_SHORT EXERCISE_
Locate each line containing the string "tablet" and copy it out.

_DATA FOR THIS TASK_
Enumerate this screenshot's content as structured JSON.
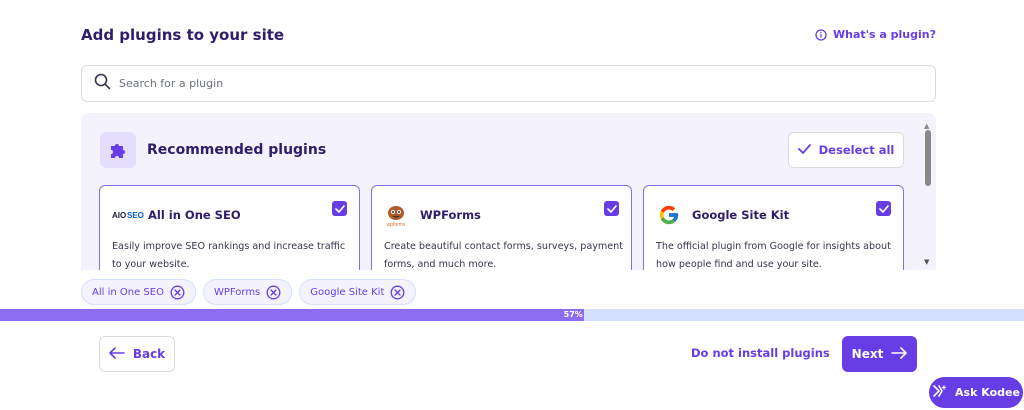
{
  "page": {
    "title": "Add plugins to your site",
    "help_link": "What's a plugin?"
  },
  "search": {
    "placeholder": "Search for a plugin",
    "value": ""
  },
  "recommended": {
    "title": "Recommended plugins",
    "deselect_label": "Deselect all",
    "plugins": [
      {
        "name": "All in One SEO",
        "logo_text": "AIOSEO",
        "description": "Easily improve SEO rankings and increase traffic to your website.",
        "checked": true,
        "icon": "aioseo-logo-icon"
      },
      {
        "name": "WPForms",
        "logo_text": "wpforms",
        "description": "Create beautiful contact forms, surveys, payment forms, and much more.",
        "checked": true,
        "icon": "wpforms-logo-icon"
      },
      {
        "name": "Google Site Kit",
        "logo_text": "",
        "description": "The official plugin from Google for insights about how people find and use your site.",
        "checked": true,
        "icon": "google-logo-icon"
      }
    ]
  },
  "selected_chips": [
    {
      "label": "All in One SEO"
    },
    {
      "label": "WPForms"
    },
    {
      "label": "Google Site Kit"
    }
  ],
  "progress": {
    "percent": 57,
    "label": "57%"
  },
  "footer": {
    "back_label": "Back",
    "skip_label": "Do not install plugins",
    "next_label": "Next"
  },
  "assistant": {
    "label": "Ask Kodee"
  },
  "colors": {
    "accent": "#673de6",
    "accent_light": "#8c6cf0",
    "panel_bg": "#f4f3fd",
    "title": "#2f1c6a"
  }
}
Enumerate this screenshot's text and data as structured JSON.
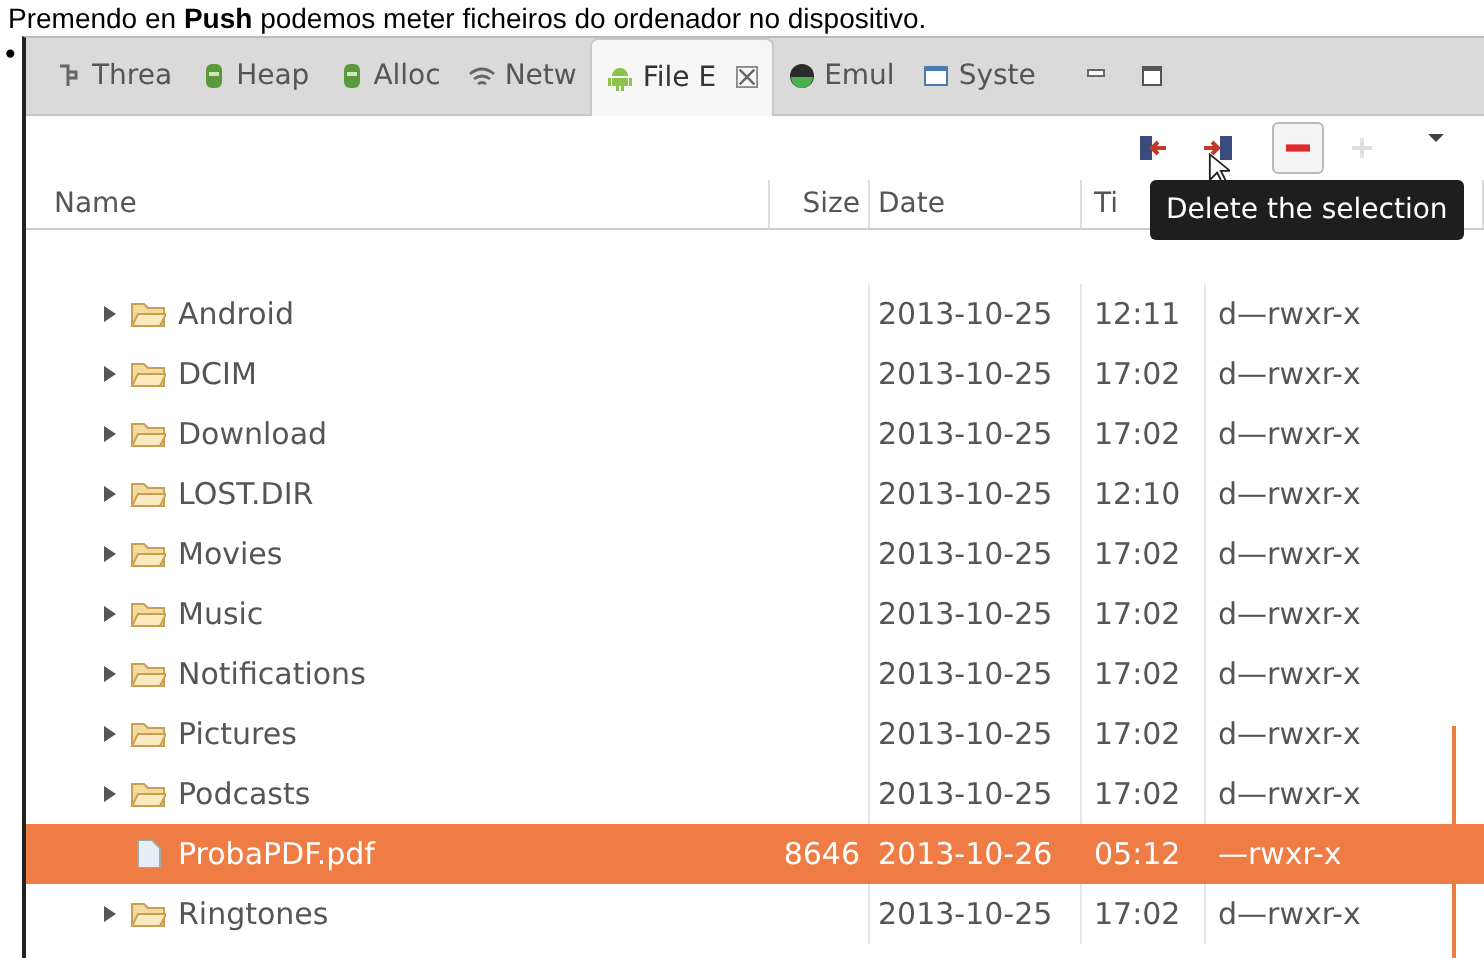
{
  "intro_text": "Premendo en **Push** podemos meter ficheiros do ordenador no dispositivo.",
  "bullet": "•",
  "tabs": [
    {
      "label": "Threa",
      "selected": false
    },
    {
      "label": "Heap",
      "selected": false
    },
    {
      "label": "Alloc",
      "selected": false
    },
    {
      "label": "Netw",
      "selected": false
    },
    {
      "label": "File E",
      "selected": true
    },
    {
      "label": "Emul",
      "selected": false
    },
    {
      "label": "Syste",
      "selected": false
    }
  ],
  "toolbar": [
    {
      "disabled": false
    },
    {
      "disabled": false
    },
    {
      "disabled": false
    },
    {
      "disabled": true
    }
  ],
  "tooltip": "Delete the selection",
  "columns": [
    "Name",
    "Size",
    "Date",
    "Ti"
  ],
  "rows": [
    {
      "kind": "folder",
      "name": "Android",
      "date": "2013-10-25",
      "time": "12:11",
      "permissions": "d—rwxr-x",
      "selected": false
    },
    {
      "kind": "folder",
      "name": "DCIM",
      "date": "2013-10-25",
      "time": "17:02",
      "permissions": "d—rwxr-x",
      "selected": false
    },
    {
      "kind": "folder",
      "name": "Download",
      "date": "2013-10-25",
      "time": "17:02",
      "permissions": "d—rwxr-x",
      "selected": false
    },
    {
      "kind": "folder",
      "name": "LOST.DIR",
      "date": "2013-10-25",
      "time": "12:10",
      "permissions": "d—rwxr-x",
      "selected": false
    },
    {
      "kind": "folder",
      "name": "Movies",
      "date": "2013-10-25",
      "time": "17:02",
      "permissions": "d—rwxr-x",
      "selected": false
    },
    {
      "kind": "folder",
      "name": "Music",
      "date": "2013-10-25",
      "time": "17:02",
      "permissions": "d—rwxr-x",
      "selected": false
    },
    {
      "kind": "folder",
      "name": "Notifications",
      "date": "2013-10-25",
      "time": "17:02",
      "permissions": "d—rwxr-x",
      "selected": false
    },
    {
      "kind": "folder",
      "name": "Pictures",
      "date": "2013-10-25",
      "time": "17:02",
      "permissions": "d—rwxr-x",
      "selected": false
    },
    {
      "kind": "folder",
      "name": "Podcasts",
      "date": "2013-10-25",
      "time": "17:02",
      "permissions": "d—rwxr-x",
      "selected": false
    },
    {
      "kind": "file",
      "name": "ProbaPDF.pdf",
      "size": "8646",
      "date": "2013-10-26",
      "time": "05:12",
      "permissions": "—rwxr-x",
      "selected": true
    },
    {
      "kind": "folder",
      "name": "Ringtones",
      "date": "2013-10-25",
      "time": "17:02",
      "permissions": "d—rwxr-x",
      "selected": false
    }
  ]
}
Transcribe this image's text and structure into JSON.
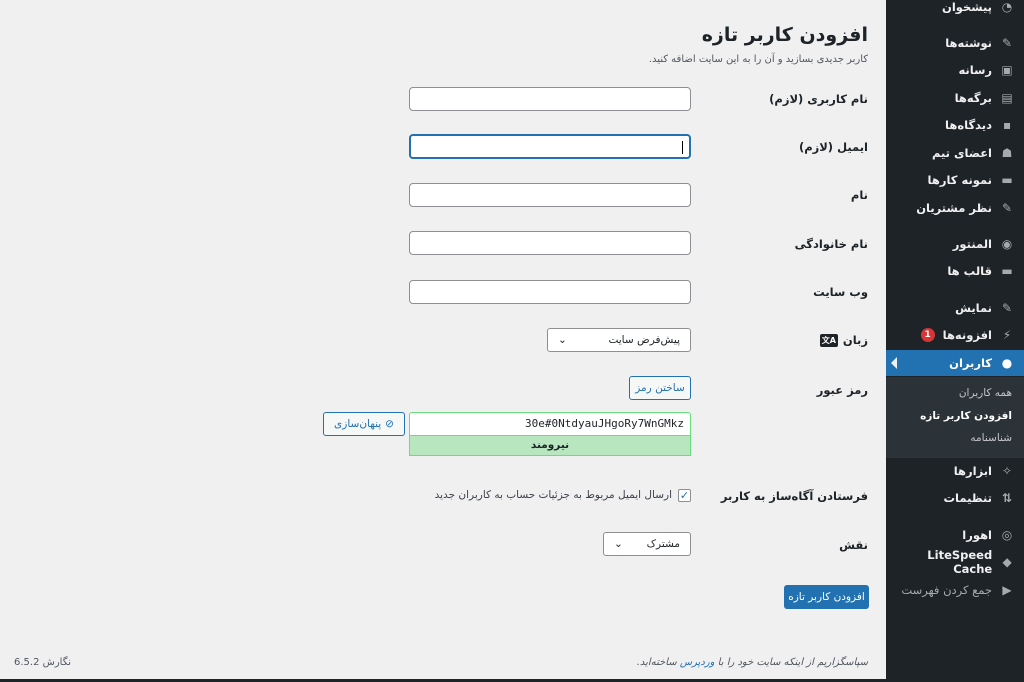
{
  "sidebar": {
    "items": [
      {
        "label": "پیشخوان",
        "icon": "dashboard-icon"
      },
      {
        "label": "نوشته‌ها",
        "icon": "pin-icon"
      },
      {
        "label": "رسانه",
        "icon": "media-icon"
      },
      {
        "label": "برگه‌ها",
        "icon": "pages-icon"
      },
      {
        "label": "دیدگاه‌ها",
        "icon": "comment-icon"
      },
      {
        "label": "اعضای تیم",
        "icon": "team-icon"
      },
      {
        "label": "نمونه کارها",
        "icon": "folder-icon"
      },
      {
        "label": "نظر مشتریان",
        "icon": "pin-icon"
      },
      {
        "label": "المنتور",
        "icon": "elementor-icon"
      },
      {
        "label": "قالب ها",
        "icon": "folder-icon"
      },
      {
        "label": "نمایش",
        "icon": "appearance-icon"
      },
      {
        "label": "افزونه‌ها",
        "icon": "plugin-icon",
        "badge": "1"
      },
      {
        "label": "کاربران",
        "icon": "user-icon",
        "active": true
      },
      {
        "label": "ابزارها",
        "icon": "wrench-icon"
      },
      {
        "label": "تنظیمات",
        "icon": "settings-icon"
      },
      {
        "label": "اهورا",
        "icon": "ahura-icon"
      },
      {
        "label": "LiteSpeed Cache",
        "icon": "litespeed-icon"
      },
      {
        "label": "جمع کردن فهرست",
        "icon": "collapse-icon"
      }
    ],
    "submenu": [
      "همه کاربران",
      "افزودن کاربر تازه",
      "شناسنامه"
    ]
  },
  "page": {
    "title": "افزودن کاربر تازه",
    "subtitle": "کاربر جدیدی بسازید و آن را به این سایت اضافه کنید."
  },
  "form": {
    "username_label": "نام کاربری (لازم)",
    "email_label": "ایمیل (لازم)",
    "first_name_label": "نام",
    "last_name_label": "نام خانوادگی",
    "website_label": "وب سایت",
    "language_label": "زبان",
    "language_value": "پیش‌فرض سایت",
    "password_label": "رمز عبور",
    "generate_label": "ساختن رمز",
    "password_value": "30e#0NtdyauJHgoRy7WnGMkz",
    "hide_label": "پنهان‌سازی",
    "strength": "نیرومند",
    "notify_label": "فرستادن آگاه‌ساز به کاربر",
    "notify_text": "ارسال ایمیل مربوط به جزئیات حساب به کاربران جدید",
    "notify_checked": true,
    "role_label": "نقش",
    "role_value": "مشترک",
    "submit_label": "افزودن کاربر تازه"
  },
  "footer": {
    "thanks_pre": "سپاسگزاریم از اینکه سایت خود را با ",
    "thanks_link": "وردپرس",
    "thanks_post": " ساخته‌اید.",
    "version": "نگارش 6.5.2"
  },
  "colors": {
    "accent": "#2271b1",
    "sidebar": "#1d2327",
    "strong": "#b8e6bf"
  }
}
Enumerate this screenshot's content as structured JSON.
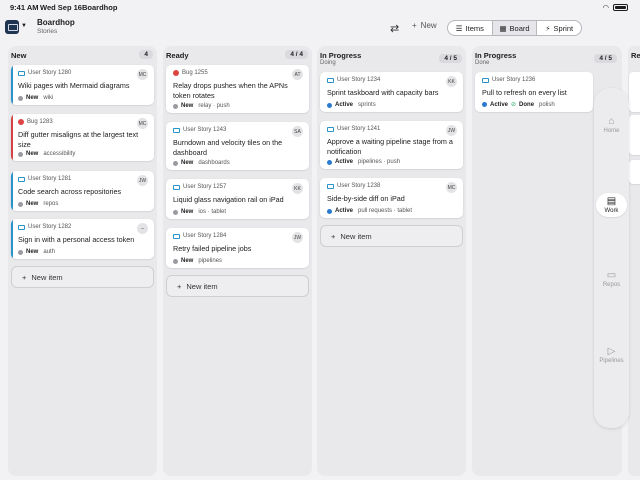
{
  "status": {
    "time": "9:41 AM",
    "date": "Wed Sep 16",
    "app": "Boardhop"
  },
  "header": {
    "title": "Boardhop",
    "subtitle": "Stories",
    "new_label": "New"
  },
  "views": [
    {
      "label": "Items",
      "icon": "list-icon"
    },
    {
      "label": "Board",
      "icon": "board-icon",
      "active": true
    },
    {
      "label": "Sprint",
      "icon": "sprint-icon"
    }
  ],
  "columns": [
    {
      "title": "New",
      "subtitle": "",
      "count": "4",
      "cards": [
        {
          "type": "User Story 1280",
          "kind": "story",
          "avatar": "MC",
          "title": "Wiki pages with Mermaid diagrams",
          "status": "New",
          "tags": "wiki"
        },
        {
          "type": "Bug 1283",
          "kind": "bug",
          "avatar": "MC",
          "title": "Diff gutter misaligns at the largest text size",
          "status": "New",
          "tags": "accessibility"
        },
        {
          "type": "User Story 1281",
          "kind": "story",
          "avatar": "JW",
          "title": "Code search across repositories",
          "status": "New",
          "tags": "repos"
        },
        {
          "type": "User Story 1282",
          "kind": "story",
          "avatar": "–",
          "title": "Sign in with a personal access token",
          "status": "New",
          "tags": "auth"
        }
      ],
      "new_item": "New item"
    },
    {
      "title": "Ready",
      "subtitle": "",
      "count": "4 / 4",
      "cards": [
        {
          "type": "Bug 1255",
          "kind": "bug",
          "avatar": "AT",
          "title": "Relay drops pushes when the APNs token rotates",
          "status": "New",
          "tags": "relay · push"
        },
        {
          "type": "User Story 1243",
          "kind": "story",
          "avatar": "SA",
          "title": "Burndown and velocity tiles on the dashboard",
          "status": "New",
          "tags": "dashboards"
        },
        {
          "type": "User Story 1257",
          "kind": "story",
          "avatar": "KK",
          "title": "Liquid glass navigation rail on iPad",
          "status": "New",
          "tags": "ios · tablet"
        },
        {
          "type": "User Story 1284",
          "kind": "story",
          "avatar": "JW",
          "title": "Retry failed pipeline jobs",
          "status": "New",
          "tags": "pipelines"
        }
      ],
      "new_item": "New item"
    },
    {
      "title": "In Progress",
      "subtitle": "Doing",
      "count": "4 / 5",
      "cards": [
        {
          "type": "User Story 1234",
          "kind": "story",
          "avatar": "KK",
          "title": "Sprint taskboard with capacity bars",
          "status": "Active",
          "tags": "sprints"
        },
        {
          "type": "User Story 1241",
          "kind": "story",
          "avatar": "JW",
          "title": "Approve a waiting pipeline stage from a notification",
          "status": "Active",
          "tags": "pipelines · push"
        },
        {
          "type": "User Story 1238",
          "kind": "story",
          "avatar": "MC",
          "title": "Side-by-side diff on iPad",
          "status": "Active",
          "tags": "pull requests · tablet"
        }
      ],
      "new_item": "New item"
    },
    {
      "title": "In Progress",
      "subtitle": "Done",
      "count": "4 / 5",
      "cards": [
        {
          "type": "User Story 1236",
          "kind": "story",
          "avatar": "",
          "title": "Pull to refresh on every list",
          "status": "Active",
          "done": "Done",
          "tags": "polish"
        }
      ]
    }
  ],
  "peek": {
    "title": "Re"
  },
  "rail": [
    {
      "label": "Home",
      "icon": "home-icon"
    },
    {
      "label": "Work",
      "icon": "work-icon",
      "active": true
    },
    {
      "label": "Repos",
      "icon": "repos-icon"
    },
    {
      "label": "Pipelines",
      "icon": "pipelines-icon"
    }
  ],
  "colors": {
    "story": "#2a93c9",
    "bug": "#d44444",
    "new_dot": "#9a9aa0",
    "active_dot": "#2a7bd0",
    "done_dot": "#2aa86a"
  }
}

_TASK RESPONSE_
          "tags": "ios · tablet"
          "tags": "pull requests · tablet"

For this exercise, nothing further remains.